Begin DATA TO USE

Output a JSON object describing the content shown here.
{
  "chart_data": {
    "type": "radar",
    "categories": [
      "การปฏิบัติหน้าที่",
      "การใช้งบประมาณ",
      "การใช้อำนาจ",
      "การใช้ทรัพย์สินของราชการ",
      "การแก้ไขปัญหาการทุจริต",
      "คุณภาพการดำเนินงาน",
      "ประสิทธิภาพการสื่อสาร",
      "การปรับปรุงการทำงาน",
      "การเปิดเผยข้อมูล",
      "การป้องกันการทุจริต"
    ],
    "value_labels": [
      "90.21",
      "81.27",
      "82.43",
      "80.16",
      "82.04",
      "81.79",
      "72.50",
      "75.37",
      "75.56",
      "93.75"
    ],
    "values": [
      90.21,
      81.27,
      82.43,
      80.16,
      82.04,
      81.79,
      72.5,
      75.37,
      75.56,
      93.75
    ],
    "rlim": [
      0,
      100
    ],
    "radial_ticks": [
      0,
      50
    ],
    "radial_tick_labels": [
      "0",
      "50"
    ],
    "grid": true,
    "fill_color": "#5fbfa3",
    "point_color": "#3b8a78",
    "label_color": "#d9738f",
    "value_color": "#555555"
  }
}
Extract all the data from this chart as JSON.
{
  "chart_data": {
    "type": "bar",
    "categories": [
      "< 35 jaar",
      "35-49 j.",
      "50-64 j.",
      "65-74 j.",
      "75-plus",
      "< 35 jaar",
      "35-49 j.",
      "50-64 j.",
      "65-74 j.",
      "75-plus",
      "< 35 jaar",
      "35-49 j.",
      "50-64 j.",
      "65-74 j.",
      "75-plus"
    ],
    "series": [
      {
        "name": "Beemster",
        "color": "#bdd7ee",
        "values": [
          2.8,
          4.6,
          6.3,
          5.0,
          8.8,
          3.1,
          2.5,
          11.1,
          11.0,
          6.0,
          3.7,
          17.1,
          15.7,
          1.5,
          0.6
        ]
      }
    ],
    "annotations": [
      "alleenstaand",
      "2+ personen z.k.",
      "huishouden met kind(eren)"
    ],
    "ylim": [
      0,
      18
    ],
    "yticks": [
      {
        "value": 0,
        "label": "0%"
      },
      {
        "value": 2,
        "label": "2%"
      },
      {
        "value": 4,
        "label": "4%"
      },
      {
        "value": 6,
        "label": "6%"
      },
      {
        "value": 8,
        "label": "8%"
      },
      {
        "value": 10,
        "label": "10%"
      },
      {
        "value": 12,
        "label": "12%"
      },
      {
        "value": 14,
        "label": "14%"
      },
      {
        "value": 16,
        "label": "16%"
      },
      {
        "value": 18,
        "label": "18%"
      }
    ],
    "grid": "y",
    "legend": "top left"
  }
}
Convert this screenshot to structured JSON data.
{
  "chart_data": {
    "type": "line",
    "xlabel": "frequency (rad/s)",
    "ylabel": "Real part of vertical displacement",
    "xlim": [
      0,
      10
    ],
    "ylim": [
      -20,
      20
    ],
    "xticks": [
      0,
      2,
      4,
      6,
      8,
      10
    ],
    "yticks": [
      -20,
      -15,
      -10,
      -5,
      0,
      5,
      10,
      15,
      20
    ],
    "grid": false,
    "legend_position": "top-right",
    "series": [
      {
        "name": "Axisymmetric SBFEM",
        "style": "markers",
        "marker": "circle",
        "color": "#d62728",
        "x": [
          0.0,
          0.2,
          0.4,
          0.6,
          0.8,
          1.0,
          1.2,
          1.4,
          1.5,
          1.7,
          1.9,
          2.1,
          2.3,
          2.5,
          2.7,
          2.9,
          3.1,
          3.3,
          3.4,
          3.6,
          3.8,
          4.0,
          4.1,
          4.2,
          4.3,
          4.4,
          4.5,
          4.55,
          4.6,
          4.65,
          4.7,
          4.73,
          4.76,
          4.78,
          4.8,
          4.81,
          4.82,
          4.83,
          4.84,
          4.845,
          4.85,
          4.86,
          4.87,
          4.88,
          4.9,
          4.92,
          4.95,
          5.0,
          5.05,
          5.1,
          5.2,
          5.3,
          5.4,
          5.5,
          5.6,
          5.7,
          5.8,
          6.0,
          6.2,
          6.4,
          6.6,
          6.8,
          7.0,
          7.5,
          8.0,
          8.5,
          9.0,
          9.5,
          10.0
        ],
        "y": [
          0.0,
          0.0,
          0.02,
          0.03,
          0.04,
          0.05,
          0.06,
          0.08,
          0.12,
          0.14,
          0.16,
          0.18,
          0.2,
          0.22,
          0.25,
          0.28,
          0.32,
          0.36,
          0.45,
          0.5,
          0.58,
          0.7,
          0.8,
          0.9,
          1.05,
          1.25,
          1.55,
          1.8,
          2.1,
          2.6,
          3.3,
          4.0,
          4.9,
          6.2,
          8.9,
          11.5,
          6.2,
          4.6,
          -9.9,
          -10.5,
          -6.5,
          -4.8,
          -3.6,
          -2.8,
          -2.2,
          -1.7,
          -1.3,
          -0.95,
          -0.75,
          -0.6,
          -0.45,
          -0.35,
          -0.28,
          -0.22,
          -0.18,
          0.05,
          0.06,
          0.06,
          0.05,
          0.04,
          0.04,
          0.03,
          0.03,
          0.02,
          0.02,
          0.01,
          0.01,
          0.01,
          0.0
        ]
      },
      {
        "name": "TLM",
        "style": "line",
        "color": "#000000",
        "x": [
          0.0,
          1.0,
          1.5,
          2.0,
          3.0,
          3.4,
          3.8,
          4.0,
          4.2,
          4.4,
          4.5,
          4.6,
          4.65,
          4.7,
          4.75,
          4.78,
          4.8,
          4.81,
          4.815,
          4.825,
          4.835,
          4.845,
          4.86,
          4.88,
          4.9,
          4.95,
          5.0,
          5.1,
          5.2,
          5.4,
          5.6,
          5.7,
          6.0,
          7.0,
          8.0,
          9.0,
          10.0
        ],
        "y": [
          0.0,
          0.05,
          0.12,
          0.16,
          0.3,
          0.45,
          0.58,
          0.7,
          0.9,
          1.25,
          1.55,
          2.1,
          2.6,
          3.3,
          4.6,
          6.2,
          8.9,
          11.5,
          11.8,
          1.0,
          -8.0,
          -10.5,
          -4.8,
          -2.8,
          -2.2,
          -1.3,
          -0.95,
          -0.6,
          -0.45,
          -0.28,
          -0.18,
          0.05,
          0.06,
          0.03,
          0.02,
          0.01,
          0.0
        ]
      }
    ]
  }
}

End DATA TO USE

Word for word, write out the data.

Output a JSON object describing the content shown here.
{
  "chart_data": {
    "type": "radar",
    "categories": [
      "การปฏิบัติหน้าที่",
      "การใช้งบประมาณ",
      "การใช้อำนาจ",
      "การใช้ทรัพย์สินของราชการ",
      "การแก้ไขปัญหาการทุจริต",
      "คุณภาพการดำเนินงาน",
      "ประสิทธิภาพการสื่อสาร",
      "การปรับปรุงการทำงาน",
      "การเปิดเผยข้อมูล",
      "การป้องกันการทุจริต"
    ],
    "value_labels": [
      "90.21",
      "81.27",
      "82.43",
      "80.16",
      "82.04",
      "81.79",
      "72.50",
      "75.37",
      "75.56",
      "93.75"
    ],
    "values": [
      90.21,
      81.27,
      82.43,
      80.16,
      82.04,
      81.79,
      72.5,
      75.37,
      75.56,
      93.75
    ],
    "rlim": [
      0,
      100
    ],
    "radial_ticks": [
      0,
      50
    ],
    "radial_tick_labels": [
      "0",
      "50"
    ],
    "grid": true,
    "fill_color": "#5fbfa3",
    "point_color": "#3b8a78",
    "label_color": "#d9738f",
    "value_color": "#555555"
  }
}
Extract all the data from this chart as JSON.
{
  "chart_data": {
    "type": "bar",
    "categories": [
      "< 35 jaar",
      "35-49 j.",
      "50-64 j.",
      "65-74 j.",
      "75-plus",
      "< 35 jaar",
      "35-49 j.",
      "50-64 j.",
      "65-74 j.",
      "75-plus",
      "< 35 jaar",
      "35-49 j.",
      "50-64 j.",
      "65-74 j.",
      "75-plus"
    ],
    "series": [
      {
        "name": "Beemster",
        "color": "#bdd7ee",
        "values": [
          2.8,
          4.6,
          6.3,
          5.0,
          8.8,
          3.1,
          2.5,
          11.1,
          11.0,
          6.0,
          3.7,
          17.1,
          15.7,
          1.5,
          0.6
        ]
      }
    ],
    "annotations": [
      "alleenstaand",
      "2+ personen z.k.",
      "huishouden met kind(eren)"
    ],
    "ylim": [
      0,
      18
    ],
    "yticks": [
      {
        "value": 0,
        "label": "0%"
      },
      {
        "value": 2,
        "label": "2%"
      },
      {
        "value": 4,
        "label": "4%"
      },
      {
        "value": 6,
        "label": "6%"
      },
      {
        "value": 8,
        "label": "8%"
      },
      {
        "value": 10,
        "label": "10%"
      },
      {
        "value": 12,
        "label": "12%"
      },
      {
        "value": 14,
        "label": "14%"
      },
      {
        "value": 16,
        "label": "16%"
      },
      {
        "value": 18,
        "label": "18%"
      }
    ],
    "grid": "y",
    "legend": "top left"
  }
}
Convert this screenshot to structured JSON data.
{
  "chart_data": {
    "type": "line",
    "xlabel": "frequency (rad/s)",
    "ylabel": "Real part of vertical displacement",
    "xlim": [
      0,
      10
    ],
    "ylim": [
      -20,
      20
    ],
    "xticks": [
      0,
      2,
      4,
      6,
      8,
      10
    ],
    "yticks": [
      -20,
      -15,
      -10,
      -5,
      0,
      5,
      10,
      15,
      20
    ],
    "grid": false,
    "legend_position": "top-right",
    "series": [
      {
        "name": "Axisymmetric SBFEM",
        "style": "markers",
        "marker": "circle",
        "color": "#d62728",
        "x": [
          0.0,
          0.2,
          0.4,
          0.6,
          0.8,
          1.0,
          1.2,
          1.4,
          1.5,
          1.7,
          1.9,
          2.1,
          2.3,
          2.5,
          2.7,
          2.9,
          3.1,
          3.3,
          3.4,
          3.6,
          3.8,
          4.0,
          4.1,
          4.2,
          4.3,
          4.4,
          4.5,
          4.55,
          4.6,
          4.65,
          4.7,
          4.73,
          4.76,
          4.78,
          4.8,
          4.81,
          4.82,
          4.83,
          4.84,
          4.845,
          4.85,
          4.86,
          4.87,
          4.88,
          4.9,
          4.92,
          4.95,
          5.0,
          5.05,
          5.1,
          5.2,
          5.3,
          5.4,
          5.5,
          5.6,
          5.7,
          5.8,
          6.0,
          6.2,
          6.4,
          6.6,
          6.8,
          7.0,
          7.5,
          8.0,
          8.5,
          9.0,
          9.5,
          10.0
        ],
        "y": [
          0.0,
          0.0,
          0.02,
          0.03,
          0.04,
          0.05,
          0.06,
          0.08,
          0.12,
          0.14,
          0.16,
          0.18,
          0.2,
          0.22,
          0.25,
          0.28,
          0.32,
          0.36,
          0.45,
          0.5,
          0.58,
          0.7,
          0.8,
          0.9,
          1.05,
          1.25,
          1.55,
          1.8,
          2.1,
          2.6,
          3.3,
          4.0,
          4.9,
          6.2,
          8.9,
          11.5,
          6.2,
          4.6,
          -9.9,
          -10.5,
          -6.5,
          -4.8,
          -3.6,
          -2.8,
          -2.2,
          -1.7,
          -1.3,
          -0.95,
          -0.75,
          -0.6,
          -0.45,
          -0.35,
          -0.28,
          -0.22,
          -0.18,
          0.05,
          0.06,
          0.06,
          0.05,
          0.04,
          0.04,
          0.03,
          0.03,
          0.02,
          0.02,
          0.01,
          0.01,
          0.01,
          0.0
        ]
      },
      {
        "name": "TLM",
        "style": "line",
        "color": "#000000",
        "x": [
          0.0,
          1.0,
          1.5,
          2.0,
          3.0,
          3.4,
          3.8,
          4.0,
          4.2,
          4.4,
          4.5,
          4.6,
          4.65,
          4.7,
          4.75,
          4.78,
          4.8,
          4.81,
          4.815,
          4.825,
          4.835,
          4.845,
          4.86,
          4.88,
          4.9,
          4.95,
          5.0,
          5.1,
          5.2,
          5.4,
          5.6,
          5.7,
          6.0,
          7.0,
          8.0,
          9.0,
          10.0
        ],
        "y": [
          0.0,
          0.05,
          0.12,
          0.16,
          0.3,
          0.45,
          0.58,
          0.7,
          0.9,
          1.25,
          1.55,
          2.1,
          2.6,
          3.3,
          4.6,
          6.2,
          8.9,
          11.5,
          11.8,
          1.0,
          -8.0,
          -10.5,
          -4.8,
          -2.8,
          -2.2,
          -1.3,
          -0.95,
          -0.6,
          -0.45,
          -0.28,
          -0.18,
          0.05,
          0.06,
          0.03,
          0.02,
          0.01,
          0.0
        ]
      }
    ]
  }
}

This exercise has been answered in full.